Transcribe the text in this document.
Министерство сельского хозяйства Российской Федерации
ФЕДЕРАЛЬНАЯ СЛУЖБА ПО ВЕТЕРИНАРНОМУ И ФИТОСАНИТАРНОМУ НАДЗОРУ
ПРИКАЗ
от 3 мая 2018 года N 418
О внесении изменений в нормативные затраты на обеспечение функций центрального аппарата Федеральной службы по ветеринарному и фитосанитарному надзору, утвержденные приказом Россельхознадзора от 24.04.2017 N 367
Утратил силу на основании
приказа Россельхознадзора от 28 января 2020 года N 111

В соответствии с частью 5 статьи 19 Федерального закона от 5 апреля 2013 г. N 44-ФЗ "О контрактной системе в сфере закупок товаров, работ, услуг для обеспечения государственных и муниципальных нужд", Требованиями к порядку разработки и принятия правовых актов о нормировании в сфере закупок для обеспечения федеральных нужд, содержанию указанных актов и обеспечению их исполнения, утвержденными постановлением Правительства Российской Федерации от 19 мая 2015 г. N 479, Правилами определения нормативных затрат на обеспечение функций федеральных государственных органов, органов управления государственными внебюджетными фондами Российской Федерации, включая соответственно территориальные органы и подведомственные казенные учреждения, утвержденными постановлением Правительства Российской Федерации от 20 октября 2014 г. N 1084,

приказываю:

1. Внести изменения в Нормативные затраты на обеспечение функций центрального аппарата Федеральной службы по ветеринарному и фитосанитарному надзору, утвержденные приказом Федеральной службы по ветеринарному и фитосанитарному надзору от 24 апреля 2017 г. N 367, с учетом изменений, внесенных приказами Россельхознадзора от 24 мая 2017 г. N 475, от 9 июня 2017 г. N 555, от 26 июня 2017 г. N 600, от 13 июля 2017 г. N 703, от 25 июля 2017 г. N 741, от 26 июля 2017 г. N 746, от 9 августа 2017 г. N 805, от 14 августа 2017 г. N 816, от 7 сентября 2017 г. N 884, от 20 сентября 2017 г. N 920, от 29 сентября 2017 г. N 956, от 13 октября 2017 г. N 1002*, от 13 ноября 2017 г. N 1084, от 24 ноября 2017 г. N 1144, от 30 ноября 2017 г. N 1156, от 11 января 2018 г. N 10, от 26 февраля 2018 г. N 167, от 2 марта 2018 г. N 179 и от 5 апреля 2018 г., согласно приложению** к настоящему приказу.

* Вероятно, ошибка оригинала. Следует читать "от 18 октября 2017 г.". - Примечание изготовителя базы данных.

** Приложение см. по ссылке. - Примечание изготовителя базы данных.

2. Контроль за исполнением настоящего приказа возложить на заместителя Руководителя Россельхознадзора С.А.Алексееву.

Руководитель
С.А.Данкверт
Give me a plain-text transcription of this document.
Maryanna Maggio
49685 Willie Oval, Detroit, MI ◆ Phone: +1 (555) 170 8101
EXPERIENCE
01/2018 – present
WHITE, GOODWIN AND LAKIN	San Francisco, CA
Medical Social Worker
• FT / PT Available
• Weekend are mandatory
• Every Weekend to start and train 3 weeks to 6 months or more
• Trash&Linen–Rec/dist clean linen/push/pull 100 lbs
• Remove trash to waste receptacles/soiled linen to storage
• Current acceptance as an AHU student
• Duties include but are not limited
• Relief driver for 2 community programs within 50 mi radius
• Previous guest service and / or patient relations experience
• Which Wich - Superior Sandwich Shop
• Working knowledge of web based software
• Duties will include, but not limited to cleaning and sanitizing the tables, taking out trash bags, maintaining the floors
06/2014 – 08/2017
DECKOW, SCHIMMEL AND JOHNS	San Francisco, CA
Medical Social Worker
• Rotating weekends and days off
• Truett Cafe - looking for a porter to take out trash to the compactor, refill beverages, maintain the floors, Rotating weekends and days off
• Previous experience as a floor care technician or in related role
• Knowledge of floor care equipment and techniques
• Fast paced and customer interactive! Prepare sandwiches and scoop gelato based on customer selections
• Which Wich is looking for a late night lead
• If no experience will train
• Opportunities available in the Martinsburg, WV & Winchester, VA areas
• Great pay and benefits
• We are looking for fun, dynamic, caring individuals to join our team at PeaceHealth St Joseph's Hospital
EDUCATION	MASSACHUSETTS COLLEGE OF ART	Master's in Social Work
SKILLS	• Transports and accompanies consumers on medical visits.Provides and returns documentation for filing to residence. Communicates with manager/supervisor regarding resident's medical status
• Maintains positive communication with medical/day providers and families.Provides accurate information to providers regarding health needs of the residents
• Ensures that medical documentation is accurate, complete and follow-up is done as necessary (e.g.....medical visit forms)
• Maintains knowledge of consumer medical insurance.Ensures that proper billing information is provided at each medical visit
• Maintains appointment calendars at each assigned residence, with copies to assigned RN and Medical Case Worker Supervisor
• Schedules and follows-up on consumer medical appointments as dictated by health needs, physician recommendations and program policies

※ ※ ※

PROBLEM TO SOLVE:
Restate each entry exactly, skipping none.

SOLUTION FOR THIS PROBLEM:
Transcribe the text in this document.
Министерство сельского хозяйства Российской Федерации
ФЕДЕРАЛЬНАЯ СЛУЖБА ПО ВЕТЕРИНАРНОМУ И ФИТОСАНИТАРНОМУ НАДЗОРУ
ПРИКАЗ
от 3 мая 2018 года N 418
О внесении изменений в нормативные затраты на обеспечение функций центрального аппарата Федеральной службы по ветеринарному и фитосанитарному надзору, утвержденные приказом Россельхознадзора от 24.04.2017 N 367
Утратил силу на основании
приказа Россельхознадзора от 28 января 2020 года N 111

В соответствии с частью 5 статьи 19 Федерального закона от 5 апреля 2013 г. N 44-ФЗ "О контрактной системе в сфере закупок товаров, работ, услуг для обеспечения государственных и муниципальных нужд", Требованиями к порядку разработки и принятия правовых актов о нормировании в сфере закупок для обеспечения федеральных нужд, содержанию указанных актов и обеспечению их исполнения, утвержденными постановлением Правительства Российской Федерации от 19 мая 2015 г. N 479, Правилами определения нормативных затрат на обеспечение функций федеральных государственных органов, органов управления государственными внебюджетными фондами Российской Федерации, включая соответственно территориальные органы и подведомственные казенные учреждения, утвержденными постановлением Правительства Российской Федерации от 20 октября 2014 г. N 1084,

приказываю:

1. Внести изменения в Нормативные затраты на обеспечение функций центрального аппарата Федеральной службы по ветеринарному и фитосанитарному надзору, утвержденные приказом Федеральной службы по ветеринарному и фитосанитарному надзору от 24 апреля 2017 г. N 367, с учетом изменений, внесенных приказами Россельхознадзора от 24 мая 2017 г. N 475, от 9 июня 2017 г. N 555, от 26 июня 2017 г. N 600, от 13 июля 2017 г. N 703, от 25 июля 2017 г. N 741, от 26 июля 2017 г. N 746, от 9 августа 2017 г. N 805, от 14 августа 2017 г. N 816, от 7 сентября 2017 г. N 884, от 20 сентября 2017 г. N 920, от 29 сентября 2017 г. N 956, от 13 октября 2017 г. N 1002*, от 13 ноября 2017 г. N 1084, от 24 ноября 2017 г. N 1144, от 30 ноября 2017 г. N 1156, от 11 января 2018 г. N 10, от 26 февраля 2018 г. N 167, от 2 марта 2018 г. N 179 и от 5 апреля 2018 г., согласно приложению** к настоящему приказу.

* Вероятно, ошибка оригинала. Следует читать "от 18 октября 2017 г.". - Примечание изготовителя базы данных.

** Приложение см. по ссылке. - Примечание изготовителя базы данных.

2. Контроль за исполнением настоящего приказа возложить на заместителя Руководителя Россельхознадзора С.А.Алексееву.

Руководитель
С.А.Данкверт
Give me a plain-text transcription of this document.
Maryanna Maggio
49685 Willie Oval, Detroit, MI ◆ Phone: +1 (555) 170 8101
EXPERIENCE
01/2018 – present
WHITE, GOODWIN AND LAKIN	San Francisco, CA
Medical Social Worker
• FT / PT Available
• Weekend are mandatory
• Every Weekend to start and train 3 weeks to 6 months or more
• Trash&Linen–Rec/dist clean linen/push/pull 100 lbs
• Remove trash to waste receptacles/soiled linen to storage
• Current acceptance as an AHU student
• Duties include but are not limited
• Relief driver for 2 community programs within 50 mi radius
• Previous guest service and / or patient relations experience
• Which Wich - Superior Sandwich Shop
• Working knowledge of web based software
• Duties will include, but not limited to cleaning and sanitizing the tables, taking out trash bags, maintaining the floors
06/2014 – 08/2017
DECKOW, SCHIMMEL AND JOHNS	San Francisco, CA
Medical Social Worker
• Rotating weekends and days off
• Truett Cafe - looking for a porter to take out trash to the compactor, refill beverages, maintain the floors, Rotating weekends and days off
• Previous experience as a floor care technician or in related role
• Knowledge of floor care equipment and techniques
• Fast paced and customer interactive! Prepare sandwiches and scoop gelato based on customer selections
• Which Wich is looking for a late night lead
• If no experience will train
• Opportunities available in the Martinsburg, WV & Winchester, VA areas
• Great pay and benefits
• We are looking for fun, dynamic, caring individuals to join our team at PeaceHealth St Joseph's Hospital
EDUCATION	MASSACHUSETTS COLLEGE OF ART	Master's in Social Work
SKILLS	• Transports and accompanies consumers on medical visits.Provides and returns documentation for filing to residence. Communicates with manager/supervisor regarding resident's medical status
• Maintains positive communication with medical/day providers and families.Provides accurate information to providers regarding health needs of the residents
• Ensures that medical documentation is accurate, complete and follow-up is done as necessary (e.g.....medical visit forms)
• Maintains knowledge of consumer medical insurance.Ensures that proper billing information is provided at each medical visit
• Maintains appointment calendars at each assigned residence, with copies to assigned RN and Medical Case Worker Supervisor
• Schedules and follows-up on consumer medical appointments as dictated by health needs, physician recommendations and program policies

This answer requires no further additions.